WHAT TO DO:
Leave out the pictures and repeat the rest of the material exactly.

Collected data
::::
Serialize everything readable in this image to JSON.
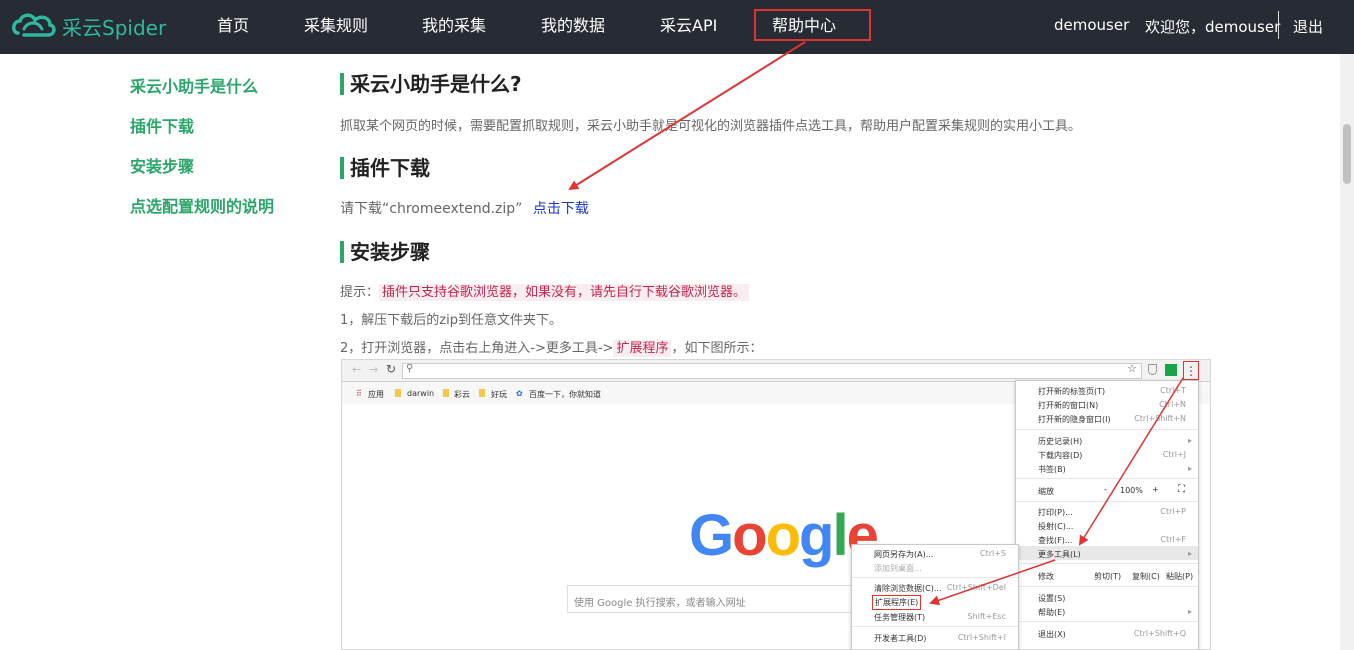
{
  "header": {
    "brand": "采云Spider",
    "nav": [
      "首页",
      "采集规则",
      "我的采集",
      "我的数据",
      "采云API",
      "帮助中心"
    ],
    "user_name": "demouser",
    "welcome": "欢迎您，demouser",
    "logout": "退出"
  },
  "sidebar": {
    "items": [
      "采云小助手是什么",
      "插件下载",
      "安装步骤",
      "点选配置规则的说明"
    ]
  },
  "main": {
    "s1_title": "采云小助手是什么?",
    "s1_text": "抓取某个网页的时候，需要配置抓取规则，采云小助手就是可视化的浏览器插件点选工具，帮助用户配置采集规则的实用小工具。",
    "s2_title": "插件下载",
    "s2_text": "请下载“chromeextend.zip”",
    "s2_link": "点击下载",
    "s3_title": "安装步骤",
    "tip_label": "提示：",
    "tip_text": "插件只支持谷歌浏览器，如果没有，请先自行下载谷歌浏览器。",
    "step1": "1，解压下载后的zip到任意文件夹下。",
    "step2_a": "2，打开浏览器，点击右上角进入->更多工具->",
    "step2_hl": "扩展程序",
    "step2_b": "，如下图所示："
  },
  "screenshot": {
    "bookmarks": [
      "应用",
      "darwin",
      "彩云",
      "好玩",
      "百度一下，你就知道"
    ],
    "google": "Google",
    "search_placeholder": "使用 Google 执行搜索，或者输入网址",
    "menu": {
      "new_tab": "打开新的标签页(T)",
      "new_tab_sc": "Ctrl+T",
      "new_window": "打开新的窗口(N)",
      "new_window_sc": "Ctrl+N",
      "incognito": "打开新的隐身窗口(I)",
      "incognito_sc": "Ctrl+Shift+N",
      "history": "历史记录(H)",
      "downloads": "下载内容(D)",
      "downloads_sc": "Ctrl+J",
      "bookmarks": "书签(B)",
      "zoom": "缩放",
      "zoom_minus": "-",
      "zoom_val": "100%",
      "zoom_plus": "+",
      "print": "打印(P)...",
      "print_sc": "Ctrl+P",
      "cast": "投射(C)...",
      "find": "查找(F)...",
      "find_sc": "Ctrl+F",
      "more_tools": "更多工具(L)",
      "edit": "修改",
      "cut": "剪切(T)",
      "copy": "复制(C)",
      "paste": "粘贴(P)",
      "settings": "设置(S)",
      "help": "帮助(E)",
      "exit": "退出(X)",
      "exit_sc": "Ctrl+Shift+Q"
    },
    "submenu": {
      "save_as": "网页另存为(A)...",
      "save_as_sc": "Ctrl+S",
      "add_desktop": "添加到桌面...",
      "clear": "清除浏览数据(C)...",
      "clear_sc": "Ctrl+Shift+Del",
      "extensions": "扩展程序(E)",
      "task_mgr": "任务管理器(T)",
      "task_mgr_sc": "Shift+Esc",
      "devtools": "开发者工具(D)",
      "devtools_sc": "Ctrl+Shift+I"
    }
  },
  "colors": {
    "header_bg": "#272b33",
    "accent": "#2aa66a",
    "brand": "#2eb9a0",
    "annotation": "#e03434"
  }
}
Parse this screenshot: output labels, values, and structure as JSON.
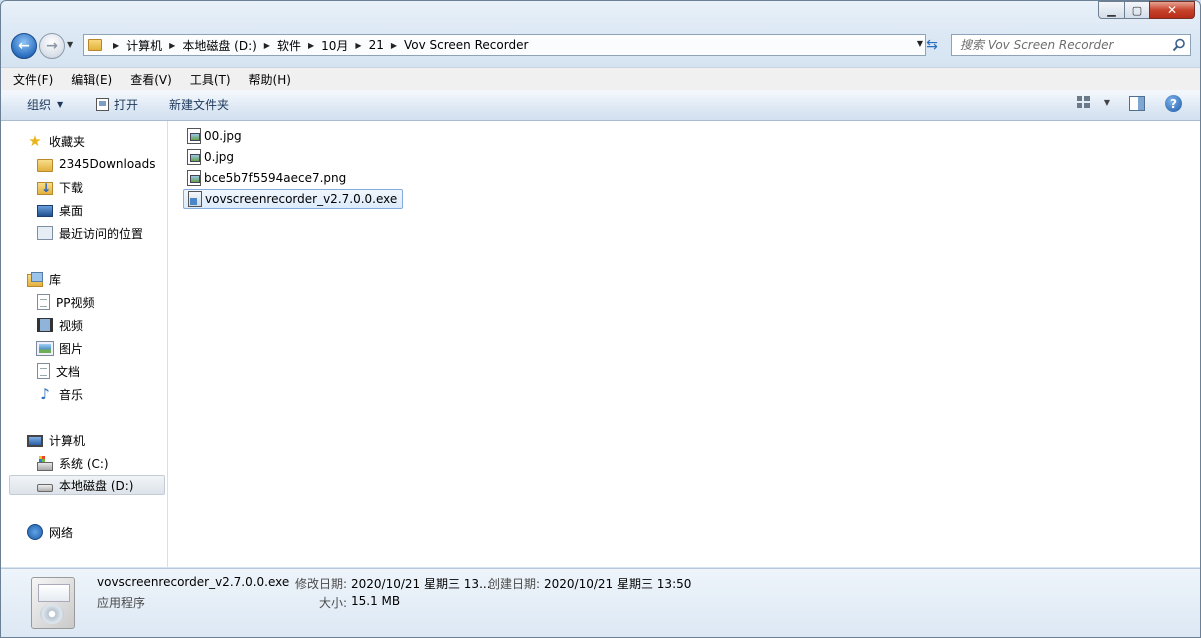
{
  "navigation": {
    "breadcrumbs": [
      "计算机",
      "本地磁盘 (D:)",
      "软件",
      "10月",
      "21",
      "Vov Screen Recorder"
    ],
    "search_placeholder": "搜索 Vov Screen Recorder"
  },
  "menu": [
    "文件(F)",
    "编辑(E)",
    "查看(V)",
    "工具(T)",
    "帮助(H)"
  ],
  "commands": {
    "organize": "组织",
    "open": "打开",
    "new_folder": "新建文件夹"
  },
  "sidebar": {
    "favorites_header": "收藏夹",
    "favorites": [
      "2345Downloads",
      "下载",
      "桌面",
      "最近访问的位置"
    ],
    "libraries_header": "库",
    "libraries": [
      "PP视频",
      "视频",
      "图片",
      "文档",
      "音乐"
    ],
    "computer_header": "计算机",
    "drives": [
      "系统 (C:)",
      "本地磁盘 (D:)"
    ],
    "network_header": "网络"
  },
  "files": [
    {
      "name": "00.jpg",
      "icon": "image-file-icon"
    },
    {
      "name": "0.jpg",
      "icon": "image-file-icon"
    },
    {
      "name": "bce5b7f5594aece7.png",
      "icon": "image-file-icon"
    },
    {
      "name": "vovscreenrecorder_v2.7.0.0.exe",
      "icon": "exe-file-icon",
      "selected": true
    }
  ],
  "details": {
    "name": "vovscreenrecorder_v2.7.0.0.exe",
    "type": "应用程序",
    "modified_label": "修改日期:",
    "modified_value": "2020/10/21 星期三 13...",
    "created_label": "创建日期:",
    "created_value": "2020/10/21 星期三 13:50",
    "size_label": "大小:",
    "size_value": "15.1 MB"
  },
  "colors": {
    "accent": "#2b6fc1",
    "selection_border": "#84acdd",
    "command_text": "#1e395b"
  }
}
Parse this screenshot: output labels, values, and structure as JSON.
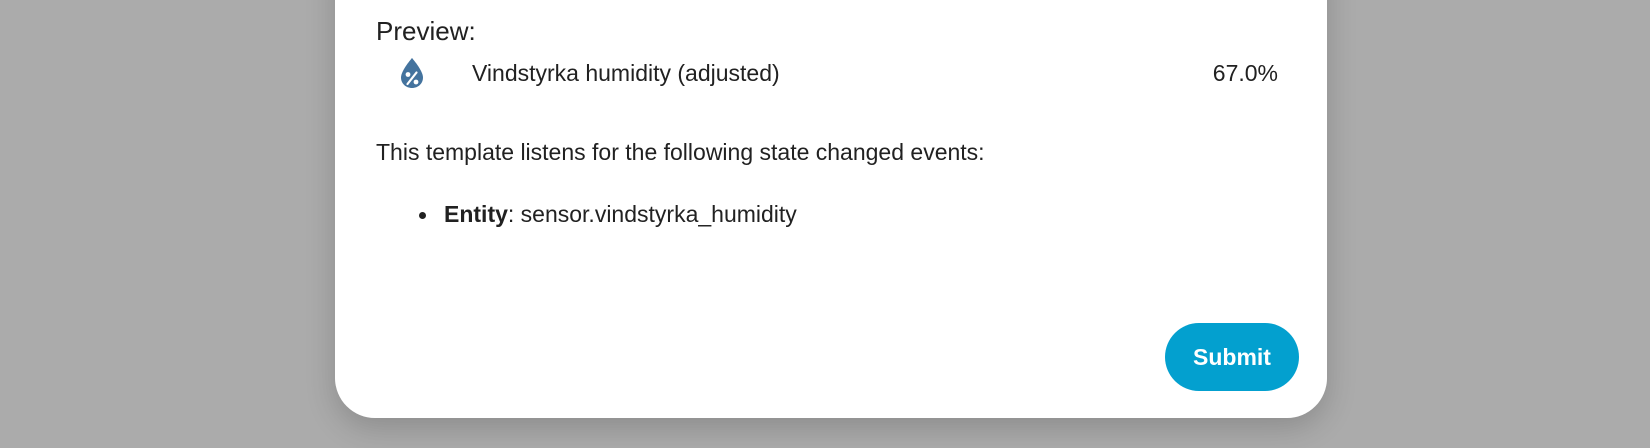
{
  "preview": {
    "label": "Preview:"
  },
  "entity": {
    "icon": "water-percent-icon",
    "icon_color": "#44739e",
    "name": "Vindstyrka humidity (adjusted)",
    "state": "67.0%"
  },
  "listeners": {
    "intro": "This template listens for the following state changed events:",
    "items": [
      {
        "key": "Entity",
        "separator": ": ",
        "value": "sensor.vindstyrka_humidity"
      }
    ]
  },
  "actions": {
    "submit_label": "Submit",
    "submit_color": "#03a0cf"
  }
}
::::
REPLY TO THE EXERCISE:
Serialize everything readable in this image to JSON.
{
  "header": {
    "brand": "采云Spider",
    "nav": [
      "首页",
      "采集规则",
      "我的采集",
      "我的数据",
      "采云API",
      "帮助中心"
    ],
    "user_name": "demouser",
    "welcome": "欢迎您，demouser",
    "logout": "退出"
  },
  "sidebar": {
    "items": [
      "采云小助手是什么",
      "插件下载",
      "安装步骤",
      "点选配置规则的说明"
    ]
  },
  "main": {
    "s1_title": "采云小助手是什么?",
    "s1_text": "抓取某个网页的时候，需要配置抓取规则，采云小助手就是可视化的浏览器插件点选工具，帮助用户配置采集规则的实用小工具。",
    "s2_title": "插件下载",
    "s2_text": "请下载“chromeextend.zip”",
    "s2_link": "点击下载",
    "s3_title": "安装步骤",
    "tip_label": "提示：",
    "tip_text": "插件只支持谷歌浏览器，如果没有，请先自行下载谷歌浏览器。",
    "step1": "1，解压下载后的zip到任意文件夹下。",
    "step2_a": "2，打开浏览器，点击右上角进入->更多工具->",
    "step2_hl": "扩展程序",
    "step2_b": "，如下图所示："
  },
  "screenshot": {
    "bookmarks": [
      "应用",
      "darwin",
      "彩云",
      "好玩",
      "百度一下，你就知道"
    ],
    "google": "Google",
    "search_placeholder": "使用 Google 执行搜索，或者输入网址",
    "menu": {
      "new_tab": "打开新的标签页(T)",
      "new_tab_sc": "Ctrl+T",
      "new_window": "打开新的窗口(N)",
      "new_window_sc": "Ctrl+N",
      "incognito": "打开新的隐身窗口(I)",
      "incognito_sc": "Ctrl+Shift+N",
      "history": "历史记录(H)",
      "downloads": "下载内容(D)",
      "downloads_sc": "Ctrl+J",
      "bookmarks": "书签(B)",
      "zoom": "缩放",
      "zoom_minus": "-",
      "zoom_val": "100%",
      "zoom_plus": "+",
      "print": "打印(P)...",
      "print_sc": "Ctrl+P",
      "cast": "投射(C)...",
      "find": "查找(F)...",
      "find_sc": "Ctrl+F",
      "more_tools": "更多工具(L)",
      "edit": "修改",
      "cut": "剪切(T)",
      "copy": "复制(C)",
      "paste": "粘贴(P)",
      "settings": "设置(S)",
      "help": "帮助(E)",
      "exit": "退出(X)",
      "exit_sc": "Ctrl+Shift+Q"
    },
    "submenu": {
      "save_as": "网页另存为(A)...",
      "save_as_sc": "Ctrl+S",
      "add_desktop": "添加到桌面...",
      "clear": "清除浏览数据(C)...",
      "clear_sc": "Ctrl+Shift+Del",
      "extensions": "扩展程序(E)",
      "task_mgr": "任务管理器(T)",
      "task_mgr_sc": "Shift+Esc",
      "devtools": "开发者工具(D)",
      "devtools_sc": "Ctrl+Shift+I"
    }
  },
  "colors": {
    "header_bg": "#272b33",
    "accent": "#2aa66a",
    "brand": "#2eb9a0",
    "annotation": "#e03434"
  }
}
Parse this screenshot: output labels, values, and structure as JSON.
{
  "navigation": {
    "breadcrumbs": [
      "计算机",
      "本地磁盘 (D:)",
      "软件",
      "10月",
      "21",
      "Vov Screen Recorder"
    ],
    "search_placeholder": "搜索 Vov Screen Recorder"
  },
  "menu": [
    "文件(F)",
    "编辑(E)",
    "查看(V)",
    "工具(T)",
    "帮助(H)"
  ],
  "commands": {
    "organize": "组织",
    "open": "打开",
    "new_folder": "新建文件夹"
  },
  "sidebar": {
    "favorites_header": "收藏夹",
    "favorites": [
      "2345Downloads",
      "下载",
      "桌面",
      "最近访问的位置"
    ],
    "libraries_header": "库",
    "libraries": [
      "PP视频",
      "视频",
      "图片",
      "文档",
      "音乐"
    ],
    "computer_header": "计算机",
    "drives": [
      "系统 (C:)",
      "本地磁盘 (D:)"
    ],
    "network_header": "网络"
  },
  "files": [
    {
      "name": "00.jpg",
      "icon": "image-file-icon"
    },
    {
      "name": "0.jpg",
      "icon": "image-file-icon"
    },
    {
      "name": "bce5b7f5594aece7.png",
      "icon": "image-file-icon"
    },
    {
      "name": "vovscreenrecorder_v2.7.0.0.exe",
      "icon": "exe-file-icon",
      "selected": true
    }
  ],
  "details": {
    "name": "vovscreenrecorder_v2.7.0.0.exe",
    "type": "应用程序",
    "modified_label": "修改日期:",
    "modified_value": "2020/10/21 星期三 13...",
    "created_label": "创建日期:",
    "created_value": "2020/10/21 星期三 13:50",
    "size_label": "大小:",
    "size_value": "15.1 MB"
  },
  "colors": {
    "accent": "#2b6fc1",
    "selection_border": "#84acdd",
    "command_text": "#1e395b"
  }
}
Parse this screenshot: output labels, values, and structure as JSON.
{
  "preview": {
    "label": "Preview:"
  },
  "entity": {
    "icon": "water-percent-icon",
    "icon_color": "#44739e",
    "name": "Vindstyrka humidity (adjusted)",
    "state": "67.0%"
  },
  "listeners": {
    "intro": "This template listens for the following state changed events:",
    "items": [
      {
        "key": "Entity",
        "separator": ": ",
        "value": "sensor.vindstyrka_humidity"
      }
    ]
  },
  "actions": {
    "submit_label": "Submit",
    "submit_color": "#03a0cf"
  }
}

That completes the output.